What to do:
Using the listing below, give the number of lines where "Средняя" appears, and nothing else.

Provided material:
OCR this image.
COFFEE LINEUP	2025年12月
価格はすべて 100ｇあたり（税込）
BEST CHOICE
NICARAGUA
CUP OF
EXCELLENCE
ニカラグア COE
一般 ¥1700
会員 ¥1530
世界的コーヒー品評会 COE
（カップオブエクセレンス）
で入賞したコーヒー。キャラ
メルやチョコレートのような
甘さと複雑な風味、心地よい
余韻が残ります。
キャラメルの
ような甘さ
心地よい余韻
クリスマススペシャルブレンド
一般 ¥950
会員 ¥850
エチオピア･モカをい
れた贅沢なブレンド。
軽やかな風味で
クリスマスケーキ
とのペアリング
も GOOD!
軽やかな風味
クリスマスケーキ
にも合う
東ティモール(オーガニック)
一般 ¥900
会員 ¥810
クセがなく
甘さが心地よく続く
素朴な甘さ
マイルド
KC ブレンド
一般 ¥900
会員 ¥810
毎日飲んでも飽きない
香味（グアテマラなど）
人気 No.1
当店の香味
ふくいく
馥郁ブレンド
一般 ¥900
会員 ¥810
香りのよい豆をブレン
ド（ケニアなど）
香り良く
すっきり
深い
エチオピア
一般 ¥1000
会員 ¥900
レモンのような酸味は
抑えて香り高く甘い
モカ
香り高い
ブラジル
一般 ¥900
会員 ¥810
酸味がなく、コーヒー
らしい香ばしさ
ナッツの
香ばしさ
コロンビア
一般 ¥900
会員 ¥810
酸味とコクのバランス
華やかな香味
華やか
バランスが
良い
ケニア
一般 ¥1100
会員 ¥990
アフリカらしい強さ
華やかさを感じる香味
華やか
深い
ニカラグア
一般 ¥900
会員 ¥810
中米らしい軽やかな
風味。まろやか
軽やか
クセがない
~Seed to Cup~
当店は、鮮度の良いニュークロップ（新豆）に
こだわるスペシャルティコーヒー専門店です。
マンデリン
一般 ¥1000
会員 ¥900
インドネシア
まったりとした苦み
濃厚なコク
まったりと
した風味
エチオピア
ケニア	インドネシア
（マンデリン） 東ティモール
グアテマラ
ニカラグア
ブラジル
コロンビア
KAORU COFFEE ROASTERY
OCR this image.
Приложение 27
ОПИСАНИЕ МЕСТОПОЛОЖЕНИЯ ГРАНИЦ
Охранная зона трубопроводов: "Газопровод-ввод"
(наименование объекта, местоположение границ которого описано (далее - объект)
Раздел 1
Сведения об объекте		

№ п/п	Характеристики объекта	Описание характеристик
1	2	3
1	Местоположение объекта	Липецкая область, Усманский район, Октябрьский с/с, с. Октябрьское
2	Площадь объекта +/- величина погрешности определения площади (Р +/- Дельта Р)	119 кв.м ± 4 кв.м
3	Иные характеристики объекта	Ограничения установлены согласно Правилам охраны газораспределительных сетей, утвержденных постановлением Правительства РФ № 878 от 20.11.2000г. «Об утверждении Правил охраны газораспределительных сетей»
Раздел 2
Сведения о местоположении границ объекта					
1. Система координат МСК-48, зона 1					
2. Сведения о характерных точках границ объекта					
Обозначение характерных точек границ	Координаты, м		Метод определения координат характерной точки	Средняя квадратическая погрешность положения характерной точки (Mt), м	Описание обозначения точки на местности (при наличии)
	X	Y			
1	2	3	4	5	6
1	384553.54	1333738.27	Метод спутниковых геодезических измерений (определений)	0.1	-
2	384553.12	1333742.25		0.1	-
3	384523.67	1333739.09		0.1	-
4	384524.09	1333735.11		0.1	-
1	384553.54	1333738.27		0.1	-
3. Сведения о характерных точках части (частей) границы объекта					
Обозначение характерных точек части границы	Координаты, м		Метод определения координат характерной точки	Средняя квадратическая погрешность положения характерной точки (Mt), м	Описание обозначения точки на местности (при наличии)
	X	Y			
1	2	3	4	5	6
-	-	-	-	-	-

Exercise result:
2